Entries shown —
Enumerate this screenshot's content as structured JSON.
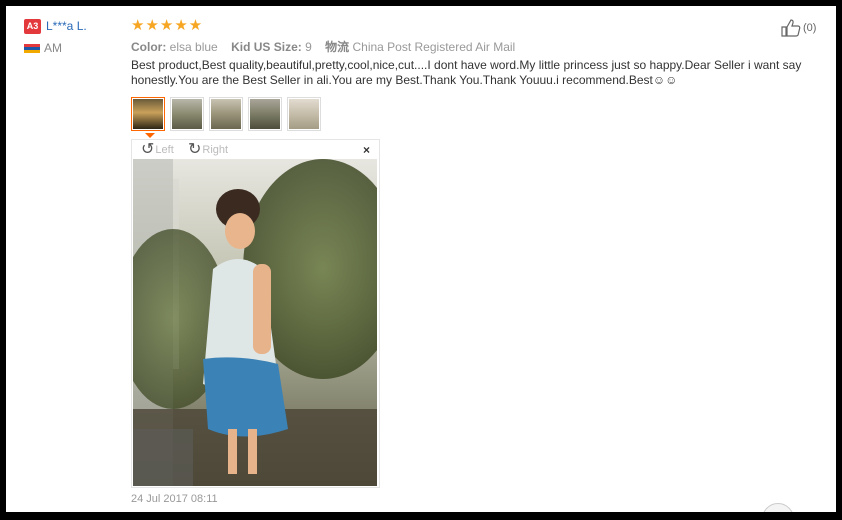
{
  "review": {
    "user_level": "A3",
    "user_name": "L***a L.",
    "country": "AM",
    "stars_text": "★★★★★",
    "color_label": "Color:",
    "color_value": "elsa blue",
    "size_label": "Kid US Size:",
    "size_value": "9",
    "shipping_label": "物流",
    "shipping_value": "China Post Registered Air Mail",
    "feedback_text": "Best product,Best quality,beautiful,pretty,cool,nice,cut....I dont have word.My little princess just so happy.Dear Seller i want say honestly.You are the Best Seller in ali.You are my Best.Thank You.Thank Youuu.i recommend.Best☺☺",
    "helpful_count": "(0)",
    "date": "24 Jul 2017 08:11"
  },
  "viewer": {
    "rotate_left_label": "Left",
    "rotate_right_label": "Right",
    "close_symbol": "×"
  },
  "colors": {
    "stars": "#f6a623",
    "selected_thumb": "#ff6600",
    "user_link": "#2a6ab8"
  },
  "icons": [
    "thumbs-up-icon",
    "rotate-left-icon",
    "rotate-right-icon",
    "close-icon",
    "country-flag-icon"
  ]
}
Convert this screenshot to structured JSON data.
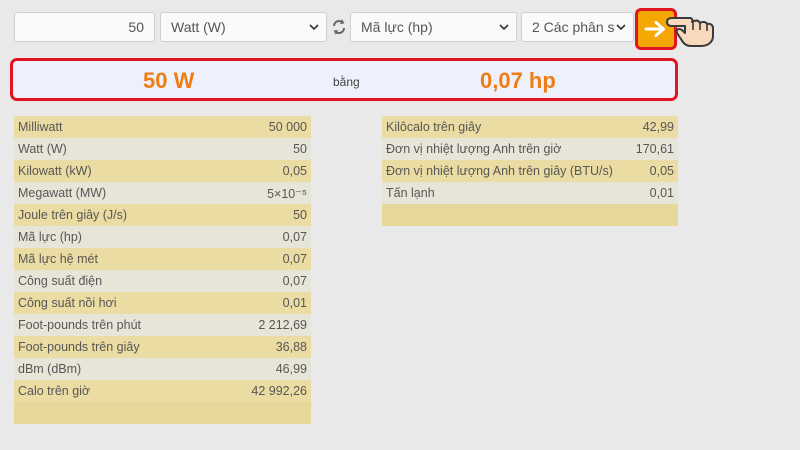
{
  "converter": {
    "amount": "50",
    "from_unit": "Watt (W)",
    "to_unit": "Mã lực (hp)",
    "decimals": "2 Các phân s"
  },
  "icons": {
    "swap": "swap-icon",
    "go": "arrow-right-icon",
    "pointer": "hand-pointer-icon"
  },
  "colors": {
    "accent": "#f07d13",
    "highlight_border": "#e0151f",
    "go_button": "#f5a805"
  },
  "result": {
    "from_text": "50 W",
    "equals": "bằng",
    "to_text": "0,07 hp"
  },
  "left_table": [
    {
      "unit": "Milliwatt",
      "value": "50 000"
    },
    {
      "unit": "Watt (W)",
      "value": "50"
    },
    {
      "unit": "Kilowatt (kW)",
      "value": "0,05"
    },
    {
      "unit": "Megawatt (MW)",
      "value": "5×10⁻⁵"
    },
    {
      "unit": "Joule trên giây (J/s)",
      "value": "50"
    },
    {
      "unit": "Mã lực (hp)",
      "value": "0,07"
    },
    {
      "unit": "Mã lực hệ mét",
      "value": "0,07"
    },
    {
      "unit": "Công suất điện",
      "value": "0,07"
    },
    {
      "unit": "Công suất nồi hơi",
      "value": "0,01"
    },
    {
      "unit": "Foot-pounds trên phút",
      "value": "2 212,69"
    },
    {
      "unit": "Foot-pounds trên giây",
      "value": "36,88"
    },
    {
      "unit": "dBm (dBm)",
      "value": "46,99"
    },
    {
      "unit": "Calo trên giờ",
      "value": "42 992,26"
    }
  ],
  "right_table": [
    {
      "unit": "Kilôcalo trên giây",
      "value": "42,99"
    },
    {
      "unit": "Đơn vị nhiệt lượng Anh trên giờ",
      "value": "170,61"
    },
    {
      "unit": "Đơn vị nhiệt lượng Anh trên giây (BTU/s)",
      "value": "0,05"
    },
    {
      "unit": "Tấn lạnh",
      "value": "0,01"
    }
  ]
}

Stated problem — Across the records above, count the lines holding "structured" and reply with that number alone.

Answer to this task — 2